Part of a data file:
______________________________
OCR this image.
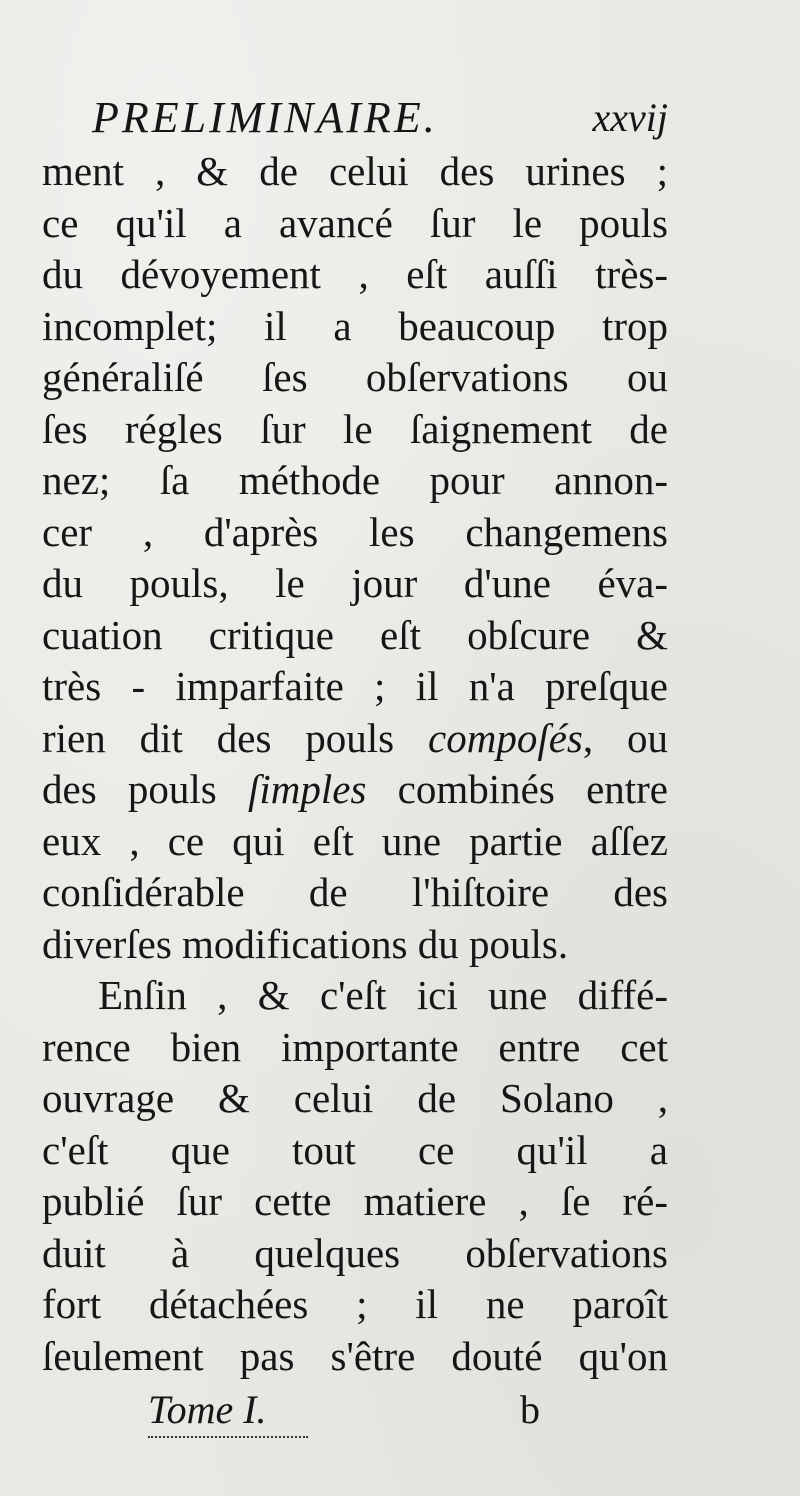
PRELIMINAIRE.	xxvij
ment , & de celui des urines ;
ce qu'il a avancé ſur le pouls
du dévoyement , eſt auſſi très-
incomplet; il a beaucoup trop
généraliſé ſes obſervations ou
ſes régles ſur le ſaignement de
nez; ſa méthode pour annon-
cer , d'après les changemens
du pouls, le jour d'une éva-
cuation critique eſt obſcure &
très - imparfaite ; il n'a preſque
rien dit des pouls compoſés, ou
des pouls ſimples combinés entre
eux , ce qui eſt une partie aſſez
conſidérable de l'hiſtoire des
diverſes modifications du pouls.
Enſin , & c'eſt ici une diffé-
rence bien importante entre cet
ouvrage & celui de Solano ,
c'eſt que tout ce qu'il a
publié ſur cette matiere , ſe ré-
duit à quelques obſervations
fort détachées ; il ne paroît
ſeulement pas s'être douté qu'on
Tome I.	b
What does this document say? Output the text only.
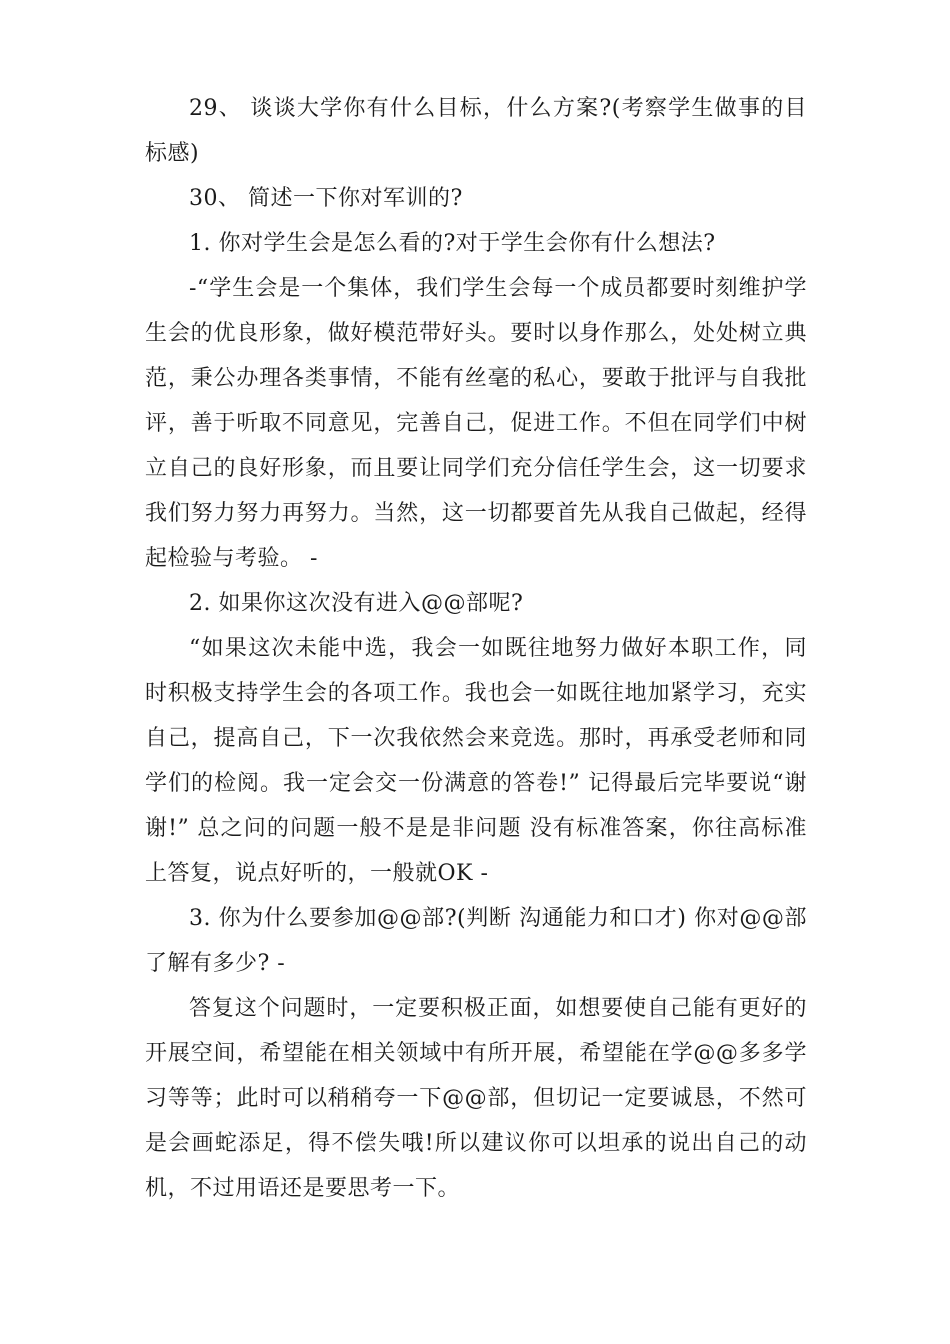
29、 谈谈大学你有什么目标，什么方案?(考察学生做事的目标感)

30、 简述一下你对军训的?

1. 你对学生会是怎么看的?对于学生会你有什么想法?

-“学生会是一个集体，我们学生会每一个成员都要时刻维护学生会的优良形象，做好模范带好头。要时以身作那么，处处树立典范，秉公办理各类事情，不能有丝毫的私心，要敢于批评与自我批评，善于听取不同意见，完善自己，促进工作。不但在同学们中树立自己的良好形象，而且要让同学们充分信任学生会，这一切要求我们努力努力再努力。当然，这一切都要首先从我自己做起，经得起检验与考验。 -

2. 如果你这次没有进入@@部呢?

“如果这次未能中选，我会一如既往地努力做好本职工作，同时积极支持学生会的各项工作。我也会一如既往地加紧学习，充实自己，提高自己，下一次我依然会来竞选。那时，再承受老师和同学们的检阅。我一定会交一份满意的答卷!” 记得最后完毕要说“谢谢!” 总之问的问题一般不是是非问题 没有标准答案，你往高标准上答复，说点好听的，一般就OK -

3. 你为什么要参加@@部?(判断 沟通能力和口才) 你对@@部了解有多少? -

答复这个问题时，一定要积极正面，如想要使自己能有更好的开展空间，希望能在相关领域中有所开展，希望能在学@@多多学习等等；此时可以稍稍夸一下@@部，但切记一定要诚恳，不然可是会画蛇添足，得不偿失哦!所以建议你可以坦承的说出自己的动机，不过用语还是要思考一下。
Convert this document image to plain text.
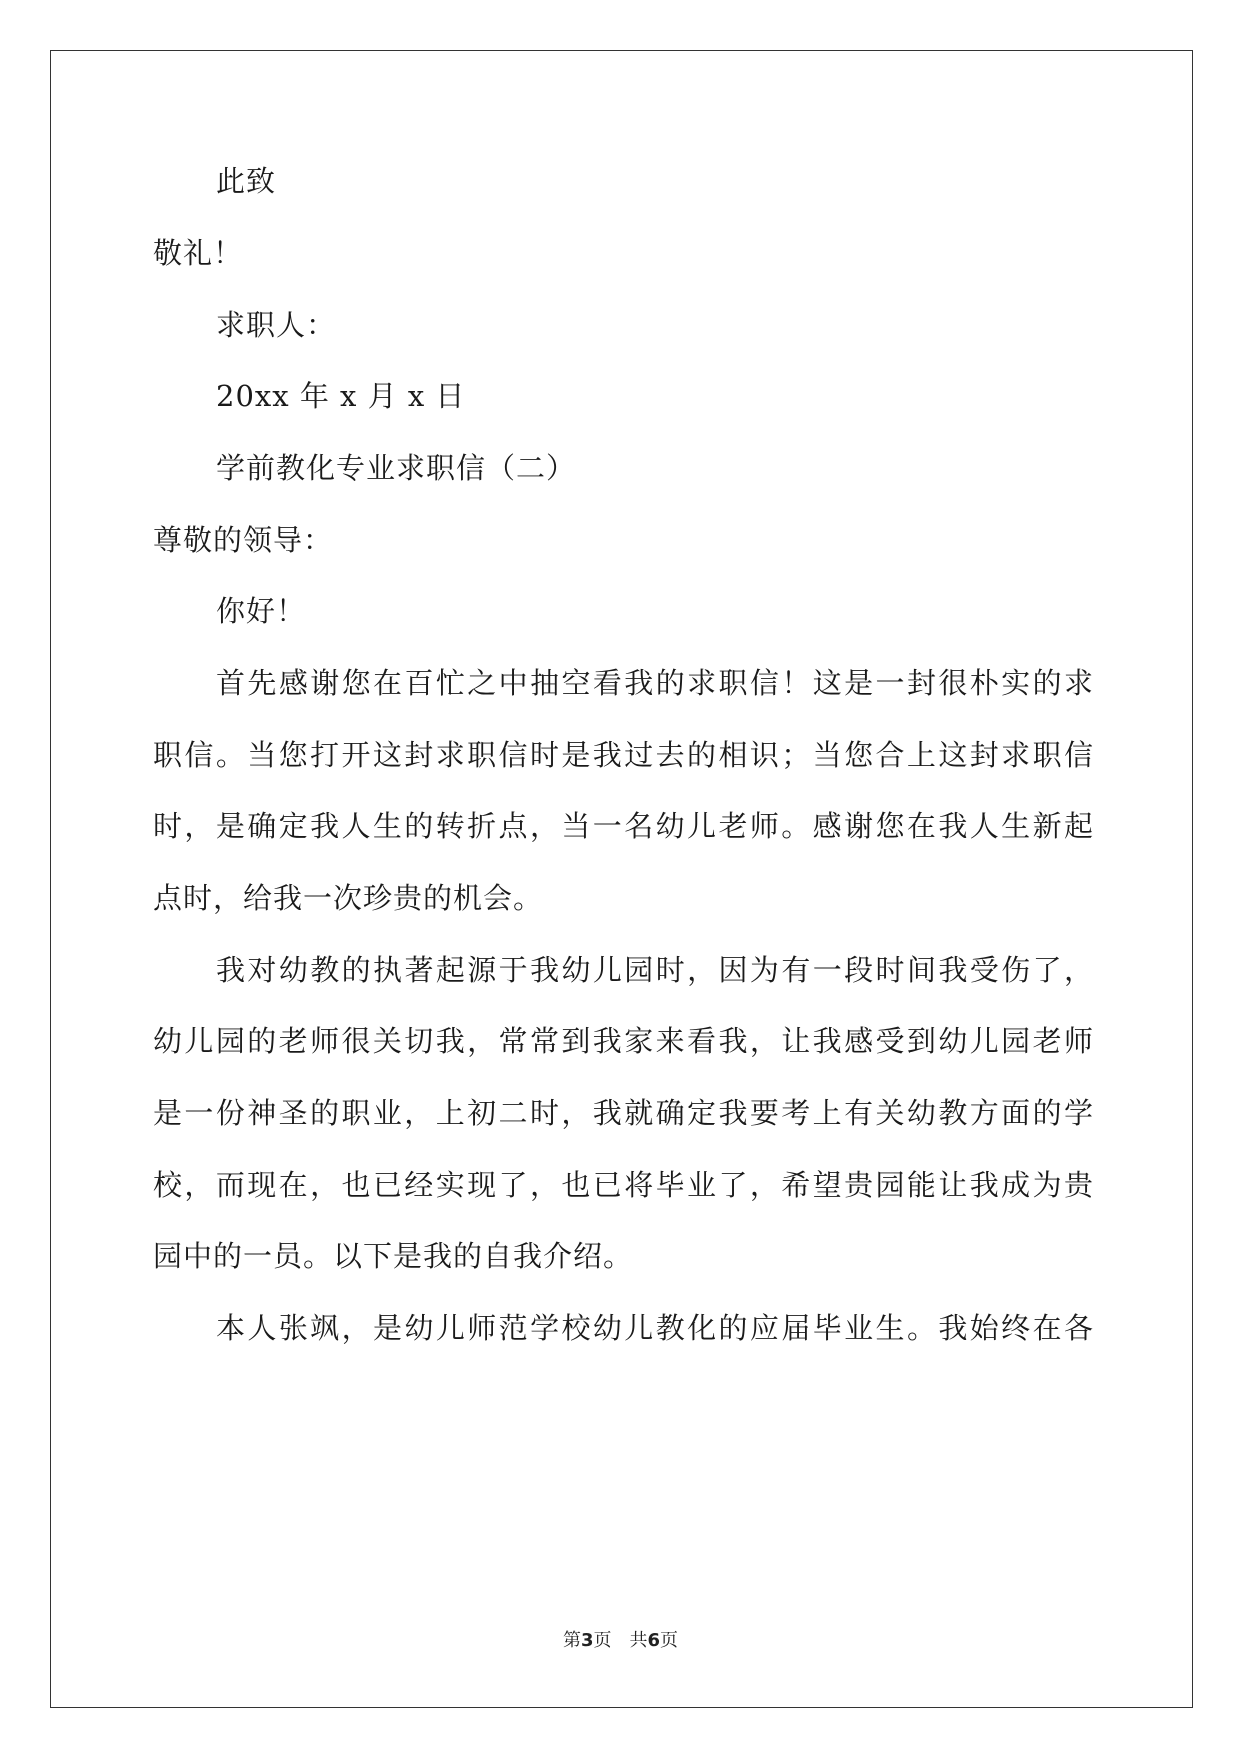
此致
敬礼！
求职人：
20xx 年 x 月 x 日
学前教化专业求职信（二）
尊敬的领导：
你好！
首先感谢您在百忙之中抽空看我的求职信！这是一封很朴实的求
职信。当您打开这封求职信时是我过去的相识；当您合上这封求职信
时，是确定我人生的转折点，当一名幼儿老师。感谢您在我人生新起
点时，给我一次珍贵的机会。
我对幼教的执著起源于我幼儿园时，因为有一段时间我受伤了，
幼儿园的老师很关切我，常常到我家来看我，让我感受到幼儿园老师
是一份神圣的职业，上初二时，我就确定我要考上有关幼教方面的学
校，而现在，也已经实现了，也已将毕业了，希望贵园能让我成为贵
园中的一员。以下是我的自我介绍。
本人张飒，是幼儿师范学校幼儿教化的应届毕业生。我始终在各
第3页 共6页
______________________________
• _WHAT THIS TASK INVOLVES_: Return each line that includes "très".

• _SOLUTION TO THIS EXERCISE_:
du dévoyement , eſt auſſi très-
très - imparfaite ; il n'a preſque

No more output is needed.